=== Data to examine ===
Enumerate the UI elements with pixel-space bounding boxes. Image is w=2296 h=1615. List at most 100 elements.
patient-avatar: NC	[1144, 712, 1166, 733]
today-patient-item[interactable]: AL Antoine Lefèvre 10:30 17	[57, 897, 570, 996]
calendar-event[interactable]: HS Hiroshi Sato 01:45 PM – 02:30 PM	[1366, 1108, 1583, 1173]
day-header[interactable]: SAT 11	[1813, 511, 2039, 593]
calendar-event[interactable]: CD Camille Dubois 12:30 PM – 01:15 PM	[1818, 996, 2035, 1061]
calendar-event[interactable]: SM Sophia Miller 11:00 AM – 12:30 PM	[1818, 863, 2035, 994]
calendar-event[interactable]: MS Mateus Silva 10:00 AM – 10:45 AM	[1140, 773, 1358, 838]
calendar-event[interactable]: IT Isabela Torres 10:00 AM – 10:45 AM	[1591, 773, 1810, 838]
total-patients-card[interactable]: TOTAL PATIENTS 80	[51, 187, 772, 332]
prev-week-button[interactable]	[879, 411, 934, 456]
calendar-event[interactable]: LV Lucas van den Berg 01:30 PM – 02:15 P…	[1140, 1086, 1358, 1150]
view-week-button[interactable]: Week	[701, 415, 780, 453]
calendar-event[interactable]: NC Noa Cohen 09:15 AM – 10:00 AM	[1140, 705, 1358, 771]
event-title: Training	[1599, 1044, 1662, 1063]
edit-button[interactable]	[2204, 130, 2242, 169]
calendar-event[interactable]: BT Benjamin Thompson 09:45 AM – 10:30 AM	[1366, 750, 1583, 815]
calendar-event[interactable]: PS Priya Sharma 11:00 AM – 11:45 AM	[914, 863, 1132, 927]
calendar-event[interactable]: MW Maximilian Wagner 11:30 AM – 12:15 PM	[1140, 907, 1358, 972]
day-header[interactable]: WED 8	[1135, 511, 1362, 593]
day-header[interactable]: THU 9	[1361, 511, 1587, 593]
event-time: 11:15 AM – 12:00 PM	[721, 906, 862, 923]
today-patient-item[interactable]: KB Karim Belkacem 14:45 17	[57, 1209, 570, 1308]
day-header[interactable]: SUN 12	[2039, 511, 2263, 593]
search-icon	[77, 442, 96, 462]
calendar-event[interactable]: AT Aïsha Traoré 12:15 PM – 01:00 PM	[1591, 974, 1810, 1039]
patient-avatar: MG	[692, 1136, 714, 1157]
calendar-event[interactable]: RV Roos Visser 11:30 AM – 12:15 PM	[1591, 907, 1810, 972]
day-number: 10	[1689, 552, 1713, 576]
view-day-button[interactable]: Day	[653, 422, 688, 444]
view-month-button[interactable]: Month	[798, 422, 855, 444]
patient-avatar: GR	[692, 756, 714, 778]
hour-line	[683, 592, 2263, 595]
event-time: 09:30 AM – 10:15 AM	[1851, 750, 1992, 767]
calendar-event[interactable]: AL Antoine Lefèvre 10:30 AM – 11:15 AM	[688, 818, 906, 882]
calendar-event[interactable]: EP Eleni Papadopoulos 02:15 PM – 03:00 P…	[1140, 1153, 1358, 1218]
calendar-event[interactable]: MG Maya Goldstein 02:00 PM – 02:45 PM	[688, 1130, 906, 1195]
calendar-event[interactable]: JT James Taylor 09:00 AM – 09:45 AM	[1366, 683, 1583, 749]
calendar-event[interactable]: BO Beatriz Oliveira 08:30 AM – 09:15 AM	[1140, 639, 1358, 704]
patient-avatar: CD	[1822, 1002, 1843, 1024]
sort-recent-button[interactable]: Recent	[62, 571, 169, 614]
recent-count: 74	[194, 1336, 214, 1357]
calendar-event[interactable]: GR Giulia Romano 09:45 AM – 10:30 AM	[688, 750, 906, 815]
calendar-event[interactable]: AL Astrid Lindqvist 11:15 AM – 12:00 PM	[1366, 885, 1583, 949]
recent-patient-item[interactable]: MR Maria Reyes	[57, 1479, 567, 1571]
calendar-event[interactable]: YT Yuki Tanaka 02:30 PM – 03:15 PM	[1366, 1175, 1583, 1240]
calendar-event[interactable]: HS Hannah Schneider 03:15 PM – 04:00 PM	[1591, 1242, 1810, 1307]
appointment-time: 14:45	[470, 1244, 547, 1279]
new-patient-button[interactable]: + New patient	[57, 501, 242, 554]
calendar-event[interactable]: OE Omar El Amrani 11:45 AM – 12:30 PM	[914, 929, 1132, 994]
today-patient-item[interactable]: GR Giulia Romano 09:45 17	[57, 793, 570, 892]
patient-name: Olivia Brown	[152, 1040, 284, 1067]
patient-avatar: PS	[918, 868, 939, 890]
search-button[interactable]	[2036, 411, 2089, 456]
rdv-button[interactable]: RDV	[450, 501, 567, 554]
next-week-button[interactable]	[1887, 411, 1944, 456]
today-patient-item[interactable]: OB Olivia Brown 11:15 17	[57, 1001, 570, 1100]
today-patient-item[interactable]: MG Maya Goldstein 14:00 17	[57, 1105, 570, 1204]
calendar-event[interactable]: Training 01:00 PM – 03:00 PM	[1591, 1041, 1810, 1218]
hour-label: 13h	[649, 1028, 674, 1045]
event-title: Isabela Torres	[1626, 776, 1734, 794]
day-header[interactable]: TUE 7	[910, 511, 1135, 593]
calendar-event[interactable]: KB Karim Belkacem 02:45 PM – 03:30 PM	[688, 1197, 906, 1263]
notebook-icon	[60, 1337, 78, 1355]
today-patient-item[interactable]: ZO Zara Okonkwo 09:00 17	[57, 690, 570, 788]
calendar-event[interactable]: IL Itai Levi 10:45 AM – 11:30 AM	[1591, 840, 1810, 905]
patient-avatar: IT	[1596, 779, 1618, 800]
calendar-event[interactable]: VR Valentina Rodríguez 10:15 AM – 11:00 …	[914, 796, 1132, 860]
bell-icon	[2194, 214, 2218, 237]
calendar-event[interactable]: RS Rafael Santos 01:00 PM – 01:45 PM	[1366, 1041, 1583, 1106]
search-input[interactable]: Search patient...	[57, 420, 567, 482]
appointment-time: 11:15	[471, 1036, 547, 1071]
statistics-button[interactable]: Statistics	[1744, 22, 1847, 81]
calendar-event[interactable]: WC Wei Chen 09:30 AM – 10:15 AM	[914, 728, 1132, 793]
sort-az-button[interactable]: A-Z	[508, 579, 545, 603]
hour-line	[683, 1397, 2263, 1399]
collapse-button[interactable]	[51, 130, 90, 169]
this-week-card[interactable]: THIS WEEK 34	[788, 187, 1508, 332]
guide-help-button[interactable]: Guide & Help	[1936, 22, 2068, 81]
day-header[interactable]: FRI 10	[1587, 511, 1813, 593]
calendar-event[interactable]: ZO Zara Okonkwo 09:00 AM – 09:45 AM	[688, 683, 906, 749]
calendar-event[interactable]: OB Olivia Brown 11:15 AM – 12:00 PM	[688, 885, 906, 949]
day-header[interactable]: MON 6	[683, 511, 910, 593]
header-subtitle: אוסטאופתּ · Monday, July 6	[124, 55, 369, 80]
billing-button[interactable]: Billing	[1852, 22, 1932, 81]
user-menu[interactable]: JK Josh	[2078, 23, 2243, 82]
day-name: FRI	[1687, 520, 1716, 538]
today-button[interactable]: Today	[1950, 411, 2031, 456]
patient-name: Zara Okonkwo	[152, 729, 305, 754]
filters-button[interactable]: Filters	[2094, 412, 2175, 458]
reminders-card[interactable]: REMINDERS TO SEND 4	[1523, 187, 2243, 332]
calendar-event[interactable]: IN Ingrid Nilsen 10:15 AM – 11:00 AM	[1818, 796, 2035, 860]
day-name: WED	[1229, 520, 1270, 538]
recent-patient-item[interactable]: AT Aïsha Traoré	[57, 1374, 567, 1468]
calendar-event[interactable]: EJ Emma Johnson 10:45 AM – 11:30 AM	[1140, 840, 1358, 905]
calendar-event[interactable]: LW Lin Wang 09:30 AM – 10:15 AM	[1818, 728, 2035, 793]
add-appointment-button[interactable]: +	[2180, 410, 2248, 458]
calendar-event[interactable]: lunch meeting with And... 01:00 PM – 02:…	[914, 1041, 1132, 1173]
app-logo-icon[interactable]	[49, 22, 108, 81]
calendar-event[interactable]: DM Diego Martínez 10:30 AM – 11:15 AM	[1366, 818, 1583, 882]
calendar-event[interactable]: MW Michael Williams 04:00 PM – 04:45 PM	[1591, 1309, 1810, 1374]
===
(Exercise prompt):
Each line of the entries holding the string "today" should be found and copied.

(Written response):
today-patient-item[interactable]: AL Antoine Lefèvre 10:30 17	[57, 897, 570, 996]
today-patient-item[interactable]: KB Karim Belkacem 14:45 17	[57, 1209, 570, 1308]
today-patient-item[interactable]: GR Giulia Romano 09:45 17	[57, 793, 570, 892]
today-patient-item[interactable]: OB Olivia Brown 11:15 17	[57, 1001, 570, 1100]
today-patient-item[interactable]: MG Maya Goldstein 14:00 17	[57, 1105, 570, 1204]
today-patient-item[interactable]: ZO Zara Okonkwo 09:00 17	[57, 690, 570, 788]
today-button[interactable]: Today	[1950, 411, 2031, 456]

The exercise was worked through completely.